▶ EXERCISE INSTRUCTIONS:
Drop every picture, then transcribe the remaining data exactly.

##############################

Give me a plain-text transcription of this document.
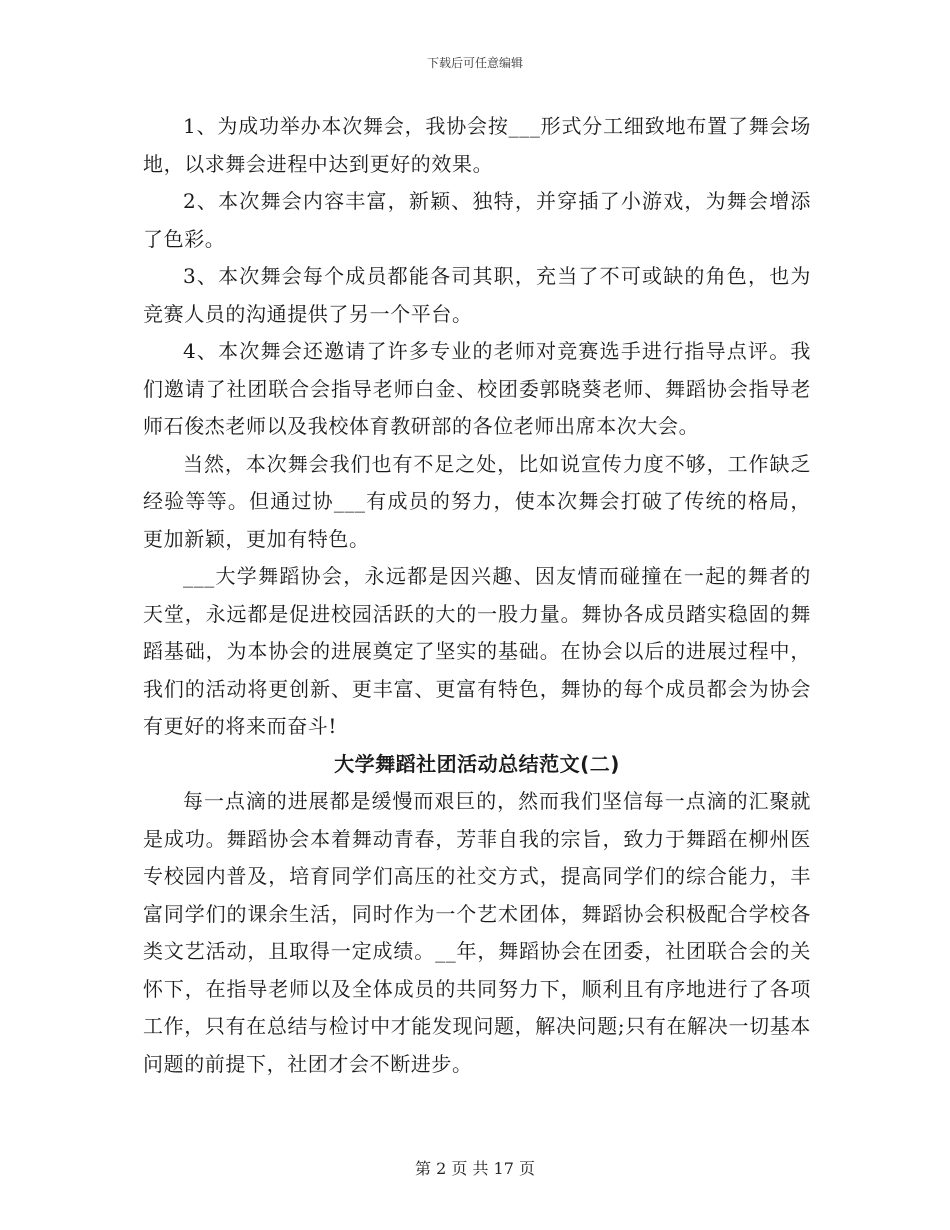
下载后可任意编辑

1、为成功举办本次舞会，我协会按___形式分工细致地布置了舞会场地，以求舞会进程中达到更好的效果。

2、本次舞会内容丰富，新颖、独特，并穿插了小游戏，为舞会增添了色彩。

3、本次舞会每个成员都能各司其职，充当了不可或缺的角色，也为竞赛人员的沟通提供了另一个平台。

4、本次舞会还邀请了许多专业的老师对竞赛选手进行指导点评。我们邀请了社团联合会指导老师白金、校团委郭晓葵老师、舞蹈协会指导老师石俊杰老师以及我校体育教研部的各位老师出席本次大会。

当然，本次舞会我们也有不足之处，比如说宣传力度不够，工作缺乏经验等等。但通过协___有成员的努力，使本次舞会打破了传统的格局，更加新颖，更加有特色。

___大学舞蹈协会，永远都是因兴趣、因友情而碰撞在一起的舞者的天堂，永远都是促进校园活跃的大的一股力量。舞协各成员踏实稳固的舞蹈基础，为本协会的进展奠定了坚实的基础。在协会以后的进展过程中，我们的活动将更创新、更丰富、更富有特色，舞协的每个成员都会为协会有更好的将来而奋斗!

大学舞蹈社团活动总结范文(二)

每一点滴的进展都是缓慢而艰巨的，然而我们坚信每一点滴的汇聚就是成功。舞蹈协会本着舞动青春，芳菲自我的宗旨，致力于舞蹈在柳州医专校园内普及，培育同学们高压的社交方式，提高同学们的综合能力，丰富同学们的课余生活，同时作为一个艺术团体，舞蹈协会积极配合学校各类文艺活动，且取得一定成绩。__年，舞蹈协会在团委，社团联合会的关怀下，在指导老师以及全体成员的共同努力下，顺利且有序地进行了各项工作，只有在总结与检讨中才能发现问题，解决问题;只有在解决一切基本问题的前提下，社团才会不断进步。

第 2 页 共 17 页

##############################

▶ WORKED SOLUTION:
Give me a plain-text transcription of this document.
下载后可任意编辑

1、为成功举办本次舞会，我协会按___形式分工细致地布置了舞会场地，以求舞会进程中达到更好的效果。

2、本次舞会内容丰富，新颖、独特，并穿插了小游戏，为舞会增添了色彩。

3、本次舞会每个成员都能各司其职，充当了不可或缺的角色，也为竞赛人员的沟通提供了另一个平台。

4、本次舞会还邀请了许多专业的老师对竞赛选手进行指导点评。我们邀请了社团联合会指导老师白金、校团委郭晓葵老师、舞蹈协会指导老师石俊杰老师以及我校体育教研部的各位老师出席本次大会。

当然，本次舞会我们也有不足之处，比如说宣传力度不够，工作缺乏经验等等。但通过协___有成员的努力，使本次舞会打破了传统的格局，更加新颖，更加有特色。

___大学舞蹈协会，永远都是因兴趣、因友情而碰撞在一起的舞者的天堂，永远都是促进校园活跃的大的一股力量。舞协各成员踏实稳固的舞蹈基础，为本协会的进展奠定了坚实的基础。在协会以后的进展过程中，我们的活动将更创新、更丰富、更富有特色，舞协的每个成员都会为协会有更好的将来而奋斗!

大学舞蹈社团活动总结范文(二)

每一点滴的进展都是缓慢而艰巨的，然而我们坚信每一点滴的汇聚就是成功。舞蹈协会本着舞动青春，芳菲自我的宗旨，致力于舞蹈在柳州医专校园内普及，培育同学们高压的社交方式，提高同学们的综合能力，丰富同学们的课余生活，同时作为一个艺术团体，舞蹈协会积极配合学校各类文艺活动，且取得一定成绩。__年，舞蹈协会在团委，社团联合会的关怀下，在指导老师以及全体成员的共同努力下，顺利且有序地进行了各项工作，只有在总结与检讨中才能发现问题，解决问题;只有在解决一切基本问题的前提下，社团才会不断进步。

第 2 页 共 17 页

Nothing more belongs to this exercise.